• DIRECTIONS FOR THIS TASK: Reproduce verbatim the part of the resource agent issue thread starting at "marxsk · 2018-01-10T13:28:06Z" and ending at "rename migrate_to/migrate_from/status ?".

• QUOTED PASSAGE:
Resource agents vs next/ra-api.ng #10

marxsk · 2018-01-10T13:18:02Z

In order to map inconsistencies, I'm creating this bug to follow what should be fixed:

remove element from every element as it is no longer valid for new versions
actions:
- optional attribute role: master/slave (rename to lowercase)
- rename validate-all to existing verify-all
- replace status with monitor (pcs handles "monitor" op specially, but (deprecated) "status" is very same pcs#76) (remove from OCF 2.x)
- new actions:
  - restart
  - reload
  - notify
  - methods
  - migrate_from, migrate_to (I propose renaming to migrate-from, migrate-to; to follow meta-data, verify-all)

@oalbrigt please comment what is useful

krig · 2018-01-10T13:25:46Z

verify-all vs. validate-all is a strange case. The document and most of the resource agents use validate-all (not all though), and the XML schema uses verify-all. Is one from rgmanager and the other from Linux-HA perhaps?

marxsk · 2018-01-10T13:28:06Z

I'm happy to switch to validate-all, we have it almost everywhere

marxsk · 2018-01-10T13:32:49Z

Should actions be marked with 'replaced-by' as parameters to properly rename migrate_to/migrate_from/status ?

oalbrigt · 2018-01-10T13:38:24Z

I guess we'll just update the case statements for the existing agents to e.g. "migrate-to|migrate_to" to avoid issues for users upgrading.

oalbrigt · 2018-01-10T13:41:17Z

...and update the metadata to only show the new actions.

kgaillot · 2018-01-16T15:58:43Z

More RA vs OCF1.0 inconsistencies to clear up:

For stateful (master/slave) clones, we need to standardize everything ... even the promote/demote/notify actions are not in the spec. I'd like to take the opportunity to change the terminology, and use "stateful" instead of "master/slave", "promoted" instead of "master", and "unpromoted" instead of "slave". It will be a good idea for RAs to accept both sets of terms for a long transition period, so maybe "MUST" for the new terminology and "MAY" or "SHOULD" for the old (we could follow that model for all renamed syntax, such as migrate-to/migrate_to).
We need to decide whether to bless the Pacemaker clone notification variables (OCF_RESKEY_CRM_meta_notify_type, etc.) or leave them implementation-defined. Similarly for the other special information that Pacemaker passes to agents (local node name, etc.). Standardizing them would be, well, more standard, but would guarantee divergence as implementations evolve, and would constrain any future alternate implementations to Pacemaker's current model. Leaving them implementation-defined means agents become implementation-specific, but that might be acceptable. If agents have a standard way of identifying the implementation, that would make it cleaner, e.g. if pacemaker do this else if newthing do that. It would be easy for pacemaker to identify itself via an environment variable, but it would be more complicated to get all possible callers (pcs, crm, GUIs, administrator scripts, manual command-line, etc.) to do the same when they want the pacemaker behavior.
Location of agents and shell include files. The standard says OCF_ROOT=/usr/ocf and RAs in $OCF_ROOT/resource.d, with no mention of includes. In practice, everyone uses OCF_ROOT=/usr/lib/ocf with agents in $OCF_ROOT/resource.d and includes in $OCF_ROOT/lib. The FHS followed by many distros would suggest no OCF_ROOT, /usr/lib/ocf for includes and /usr/libexec/ocf for agents. My suggestion: the standard should leave the two locations implementation-defined, and RAs should use some standard environment variable (e.g. OCF_INC_DIR) for the include location when present, otherwise use their own built-in (implementation-defined) default. (That has some nice benefits such as allowing testing of includes in an alternate location such as a repo checkout.) The RA location could either be a single directory as now, or potentially a path (like /usr/libexec/ocf/resource.d:/usr/local/ocf/resource.d:~/ocf/resource.d).

• LISTING:
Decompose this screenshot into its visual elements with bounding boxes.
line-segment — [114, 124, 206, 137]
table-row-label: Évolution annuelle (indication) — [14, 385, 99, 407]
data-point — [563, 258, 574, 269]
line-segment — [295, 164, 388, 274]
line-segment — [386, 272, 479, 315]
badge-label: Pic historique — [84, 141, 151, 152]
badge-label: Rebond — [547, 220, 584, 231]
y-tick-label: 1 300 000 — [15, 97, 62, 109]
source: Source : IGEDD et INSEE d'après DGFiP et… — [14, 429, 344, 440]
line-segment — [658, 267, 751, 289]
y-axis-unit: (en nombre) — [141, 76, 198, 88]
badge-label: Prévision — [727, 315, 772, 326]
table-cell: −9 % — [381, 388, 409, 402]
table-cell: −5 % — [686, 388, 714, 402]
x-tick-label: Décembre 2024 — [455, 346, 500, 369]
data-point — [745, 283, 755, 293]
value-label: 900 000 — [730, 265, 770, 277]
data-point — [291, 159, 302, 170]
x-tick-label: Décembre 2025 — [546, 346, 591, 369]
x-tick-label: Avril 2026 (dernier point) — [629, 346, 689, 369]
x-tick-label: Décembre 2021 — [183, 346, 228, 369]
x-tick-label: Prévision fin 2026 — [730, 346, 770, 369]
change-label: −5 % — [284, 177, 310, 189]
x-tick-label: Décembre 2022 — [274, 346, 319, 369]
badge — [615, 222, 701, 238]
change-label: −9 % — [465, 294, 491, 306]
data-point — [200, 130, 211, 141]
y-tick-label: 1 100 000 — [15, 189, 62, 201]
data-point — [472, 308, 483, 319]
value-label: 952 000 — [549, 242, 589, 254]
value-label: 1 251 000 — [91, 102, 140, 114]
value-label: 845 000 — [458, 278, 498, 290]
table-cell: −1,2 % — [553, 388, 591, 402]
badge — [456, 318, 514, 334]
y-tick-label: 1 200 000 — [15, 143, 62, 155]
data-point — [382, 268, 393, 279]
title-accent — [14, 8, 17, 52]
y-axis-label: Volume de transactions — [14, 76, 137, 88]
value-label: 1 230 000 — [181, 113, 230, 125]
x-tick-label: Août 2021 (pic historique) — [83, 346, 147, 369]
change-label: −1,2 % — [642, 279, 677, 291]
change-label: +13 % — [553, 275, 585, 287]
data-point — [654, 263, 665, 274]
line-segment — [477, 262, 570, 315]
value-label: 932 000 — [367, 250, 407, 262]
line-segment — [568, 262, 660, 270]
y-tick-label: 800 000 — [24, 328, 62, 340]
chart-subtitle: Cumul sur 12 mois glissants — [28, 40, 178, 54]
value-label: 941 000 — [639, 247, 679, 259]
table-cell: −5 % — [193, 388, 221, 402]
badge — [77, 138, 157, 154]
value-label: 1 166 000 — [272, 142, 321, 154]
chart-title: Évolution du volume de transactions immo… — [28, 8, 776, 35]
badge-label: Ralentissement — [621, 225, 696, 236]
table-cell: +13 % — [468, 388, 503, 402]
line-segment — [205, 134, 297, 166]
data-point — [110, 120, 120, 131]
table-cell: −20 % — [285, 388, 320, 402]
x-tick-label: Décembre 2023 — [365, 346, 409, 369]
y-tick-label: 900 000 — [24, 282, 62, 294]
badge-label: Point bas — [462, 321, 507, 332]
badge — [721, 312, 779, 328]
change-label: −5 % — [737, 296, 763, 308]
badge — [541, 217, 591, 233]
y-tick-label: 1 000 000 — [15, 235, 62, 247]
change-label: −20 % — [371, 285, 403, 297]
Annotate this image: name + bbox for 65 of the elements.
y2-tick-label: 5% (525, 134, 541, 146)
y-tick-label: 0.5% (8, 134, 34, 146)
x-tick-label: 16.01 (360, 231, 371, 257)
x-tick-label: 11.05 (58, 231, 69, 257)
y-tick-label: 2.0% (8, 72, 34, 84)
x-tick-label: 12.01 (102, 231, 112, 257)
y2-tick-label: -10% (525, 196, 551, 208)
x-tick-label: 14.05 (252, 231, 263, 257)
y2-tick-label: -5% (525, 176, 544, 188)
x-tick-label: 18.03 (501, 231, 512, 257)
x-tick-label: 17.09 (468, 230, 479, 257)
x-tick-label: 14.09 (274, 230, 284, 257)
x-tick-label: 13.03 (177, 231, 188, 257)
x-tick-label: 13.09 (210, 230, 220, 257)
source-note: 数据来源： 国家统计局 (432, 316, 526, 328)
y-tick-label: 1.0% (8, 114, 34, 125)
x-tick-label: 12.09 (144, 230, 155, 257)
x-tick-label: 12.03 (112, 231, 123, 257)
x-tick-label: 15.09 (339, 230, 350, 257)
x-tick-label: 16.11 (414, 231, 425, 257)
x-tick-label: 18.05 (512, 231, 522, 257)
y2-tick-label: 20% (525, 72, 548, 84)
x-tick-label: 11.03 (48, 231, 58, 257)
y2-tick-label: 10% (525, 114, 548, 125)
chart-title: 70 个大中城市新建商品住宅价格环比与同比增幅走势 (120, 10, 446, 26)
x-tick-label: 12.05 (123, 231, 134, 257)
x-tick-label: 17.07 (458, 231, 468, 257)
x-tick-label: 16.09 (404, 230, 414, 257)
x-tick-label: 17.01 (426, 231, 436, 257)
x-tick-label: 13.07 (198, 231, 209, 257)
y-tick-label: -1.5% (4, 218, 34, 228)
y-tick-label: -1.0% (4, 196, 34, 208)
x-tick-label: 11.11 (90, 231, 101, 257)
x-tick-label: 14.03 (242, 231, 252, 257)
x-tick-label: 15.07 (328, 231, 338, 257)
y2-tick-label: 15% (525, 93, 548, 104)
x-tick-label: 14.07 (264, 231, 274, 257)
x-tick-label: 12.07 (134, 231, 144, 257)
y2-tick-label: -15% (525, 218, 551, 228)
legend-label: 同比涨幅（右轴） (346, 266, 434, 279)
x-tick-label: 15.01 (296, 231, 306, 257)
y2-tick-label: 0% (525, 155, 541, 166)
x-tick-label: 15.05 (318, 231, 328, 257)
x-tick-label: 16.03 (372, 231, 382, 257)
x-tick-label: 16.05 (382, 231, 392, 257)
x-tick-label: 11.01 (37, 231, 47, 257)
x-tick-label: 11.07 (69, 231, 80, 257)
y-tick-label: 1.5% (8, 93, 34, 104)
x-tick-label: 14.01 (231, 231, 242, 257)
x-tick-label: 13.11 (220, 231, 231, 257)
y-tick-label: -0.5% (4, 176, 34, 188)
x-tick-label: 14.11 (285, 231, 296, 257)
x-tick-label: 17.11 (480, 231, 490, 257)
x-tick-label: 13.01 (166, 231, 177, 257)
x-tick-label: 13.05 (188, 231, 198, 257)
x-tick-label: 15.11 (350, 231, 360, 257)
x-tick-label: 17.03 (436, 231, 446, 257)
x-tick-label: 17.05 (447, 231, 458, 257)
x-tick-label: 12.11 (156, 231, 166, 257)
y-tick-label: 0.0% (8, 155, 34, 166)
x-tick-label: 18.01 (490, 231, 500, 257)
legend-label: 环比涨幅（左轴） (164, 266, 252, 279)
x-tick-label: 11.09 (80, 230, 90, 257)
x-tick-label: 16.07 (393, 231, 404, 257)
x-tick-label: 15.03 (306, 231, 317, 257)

• TASK SOLUTION:
marxsk · 2018-01-10T13:28:06Z

I'm happy to switch to validate-all, we have it almost everywhere

marxsk · 2018-01-10T13:32:49Z

Should actions be marked with 'replaced-by' as parameters to properly rename migrate_to/migrate_from/status ?